*Ihre Aufgaben:*
(A) Wie oft werden die Messdaten laut dem Text über das Messkonzept für Wärmepumpenanlagen zusätzlich manuell kontrolliert?
(B) Führen Sie den Text über das Messkonzept für Wärmepumpenanlagen im Anschluss an seinen letzten Satz weiter.

Das Fraunhofer ISE ist für die Auswahl der Untersuchungsobjekte verantwortlich, die von den Projektpartnern vorgeschlagen werden. Hierfür wird die Einhaltung der vorab definierten Kriterien (bspw. die Marktverfügbarkeit oder das Baujahr des Gebäudes) überprüft. Die Auswahlkriterien orientieren sich an den grundlegenden Projektzielen, sollen aber auch eine Vergleichbarkeit der Systeme zulassen. Daher wird bspw. davon abgesehen, neben der Außenluft und dem Erdreich (vorzugsweise über Erdwärmesonden) weitere Wärmequellen(anlagen) zuzulassen.

Das vorgesehene Messkonzept ermöglicht die Ermittlung der Effizienz sowie die Abbildung des Betriebsverhaltens der Wärmepumpenanlagen. Hierfür werden alle notwendigen Energieströme minutengenau aufgezeichnet. Das Ziel ist einerseits über die Wärmepumpenanlage (ähnlich der DIN EN 14511) und andererseits über die Wärmepumpenheizungsanlage (inkl. etwaiger Speicher) zu bilanzieren. Die notwendigen Messpunkte definiert das Fraunhofer ISE auf Basis von Hydraulik- und Stromlaufplänen.

Auf Seiten der elektrischen Verbraucher werden neben Verdichter, Steuerung und Heizstab die Antriebe in der Wärmquelle (Solepumpe oder Ventilator) sowie die Umwälzpumpen in der Wärmenutzungsanlage (vor und nach etwaigen Speichern) erfasst. In den Hydraulikkreisen der Wärmequelle und der Wärmenutzungsanlage werden die Energien, Leistungen, Volumenströme und Temperaturen aufgezeichnet. Auf erweiterte Messkonzepte werden nachfolgend pro Forschungsfokus näher eingegangen.

Die täglich per Funk an das Fraunhofer ISE übermittelten Daten werden mittels individuell anzupassender Skripte automatisch geprüft und ausgewertet. Die Datenprüfung umfasst Checks der einzelnen Sensoren sowie der Korrelationen diverser Messgrößen. Zur zusätzlichen Qualitätssicherung erfolgt monatlich eine manuelle Kontrolle der Messdaten.

*Vorliegende Angaben:*
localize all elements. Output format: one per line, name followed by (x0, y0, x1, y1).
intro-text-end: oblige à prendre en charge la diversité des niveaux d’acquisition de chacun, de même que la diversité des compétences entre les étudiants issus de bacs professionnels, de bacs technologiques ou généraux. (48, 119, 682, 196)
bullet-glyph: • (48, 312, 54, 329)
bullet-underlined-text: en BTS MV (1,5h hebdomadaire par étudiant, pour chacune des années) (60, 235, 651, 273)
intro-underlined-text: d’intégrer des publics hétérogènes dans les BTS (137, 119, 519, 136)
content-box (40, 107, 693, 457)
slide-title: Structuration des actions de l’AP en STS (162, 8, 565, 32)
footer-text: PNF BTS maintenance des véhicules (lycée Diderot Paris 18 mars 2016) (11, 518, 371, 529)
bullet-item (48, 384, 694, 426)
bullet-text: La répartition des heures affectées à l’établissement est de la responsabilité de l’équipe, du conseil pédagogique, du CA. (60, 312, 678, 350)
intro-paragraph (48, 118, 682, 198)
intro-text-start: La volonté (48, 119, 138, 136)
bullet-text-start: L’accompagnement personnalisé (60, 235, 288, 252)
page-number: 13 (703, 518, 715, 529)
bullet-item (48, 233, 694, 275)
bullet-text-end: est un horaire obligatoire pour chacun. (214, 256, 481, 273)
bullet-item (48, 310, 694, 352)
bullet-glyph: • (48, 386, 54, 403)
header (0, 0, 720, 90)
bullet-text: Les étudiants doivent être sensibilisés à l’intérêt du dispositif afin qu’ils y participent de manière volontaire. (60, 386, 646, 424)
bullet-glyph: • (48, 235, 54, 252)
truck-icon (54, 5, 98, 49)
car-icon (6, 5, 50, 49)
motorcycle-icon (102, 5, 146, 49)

*Lösungen:*
(A) Die Messdaten werden einmal im Monat manuell kontrolliert.

(B)
Fokus 1: Analyse der Effizienz und des Betriebsverhaltens von Wärmepumpen im Einfamilienhaus-Bestand

Auf Basis der ermittelten Messdaten sollen einzeln sowie im Quervergleich Effizienzanalysen für verschiedene Bilanzgrenzen (bspw. Wärmepumpe oder Wärmepumpe und Wärmequellenanlage) unter Berücksichtigung folgender Aspekte durchgeführt werden:

• grundlegende Eigenschaften wie bspw. Norm-Leistungszahl, Wärmequelle, Speichereinbindung, Wärmeübergabesysteme

• Systemtemperaturen und Spreizungen

• Anschalthäufigkeiten und Betriebszeiten

• Energetische Qualität der Gebäudehülle

• Bewertung der elektrischen Verbraucher inkl. Elektroheizstab

Aufbauend auf die Effizienzanalyse werden ökologische Betrachtungen angestellt. Hierfür kann neben den auf Jahresbilanz ermittelten Stromkennwerten und Jahresarbeitszahlen auch auf die jeweils dynamischen Kennwerte zurückgegriffen werden. Diese sollen vergleichend analysiert und ggf. Notwendigkeiten bzgl. einer zweckmäßigeren ökologischen Bewertung abgeleitet werden.

Ferner ist der Vergleich im Feld gemessener mit nach gängigen Richtlinien (VDI 4650, EN 14825 u.a.) berechneter Effizienzwerte vorgesehen.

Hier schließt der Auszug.